Supplied records ▸

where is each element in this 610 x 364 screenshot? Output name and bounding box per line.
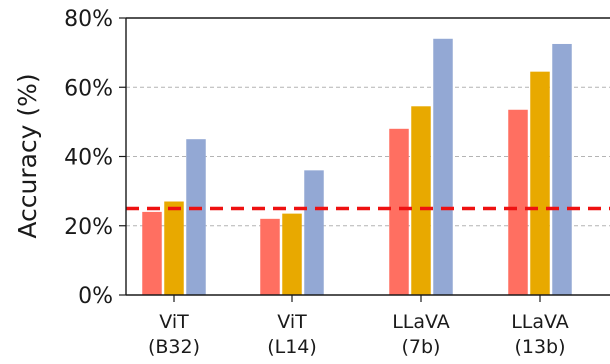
bars	[142, 38, 572, 296]
y-tick-label: 80%	[64, 7, 113, 32]
x-tick-label: ViT	[159, 311, 189, 333]
bar	[164, 201, 184, 295]
x-tick-label: (7b)	[402, 336, 441, 358]
x-tick-label: (B32)	[148, 336, 200, 358]
bar	[186, 139, 206, 295]
bar	[433, 38, 453, 296]
bar	[142, 211, 162, 295]
bar	[304, 170, 324, 295]
x-tick-label: ViT	[277, 311, 307, 333]
y-tick-label: 60%	[64, 76, 113, 101]
x-tick-label: (13b)	[514, 336, 565, 358]
bar	[282, 213, 302, 295]
bar	[552, 43, 572, 295]
bar	[530, 71, 550, 295]
bar	[260, 218, 280, 295]
gridlines	[126, 86, 610, 227]
y-tick-label: 0%	[78, 284, 113, 309]
x-ticks: ViT (B32) ViT (L14) LLaVA (7b) LLaVA (13b)	[148, 295, 569, 358]
y-ticks: 0% 20% 40% 60% 80%	[64, 7, 126, 309]
y-tick-label: 40%	[64, 146, 113, 171]
bar	[389, 128, 409, 295]
bar	[508, 109, 528, 295]
x-tick-label: (L14)	[267, 336, 317, 358]
y-tick-label: 20%	[64, 215, 113, 240]
y-axis-title: Accuracy (%)	[13, 73, 42, 238]
bar	[411, 106, 431, 295]
x-tick-label: LLaVA	[392, 311, 450, 333]
x-tick-label: LLaVA	[511, 311, 569, 333]
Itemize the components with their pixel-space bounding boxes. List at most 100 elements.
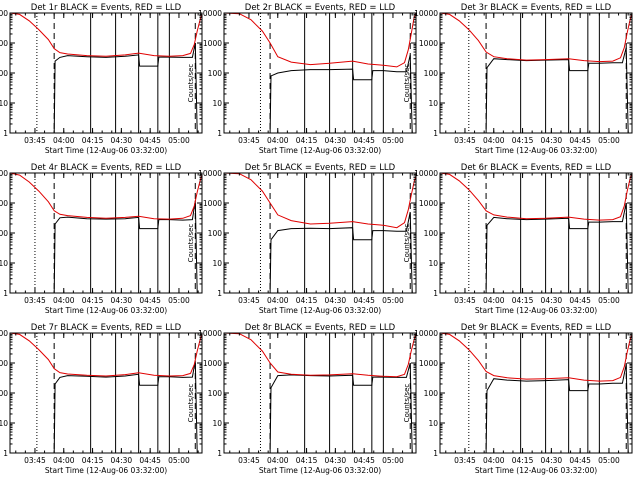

Short exercise ▸ Collect every line of the records above that contains the string `ticks`, taking case into account.

Task response ▸
x-ticks: ViT (B32) ViT (L14) LLaVA (7b) LLaVA (13b)	[148, 295, 569, 358]
y-ticks: 0% 20% 40% 60% 80%	[64, 7, 126, 309]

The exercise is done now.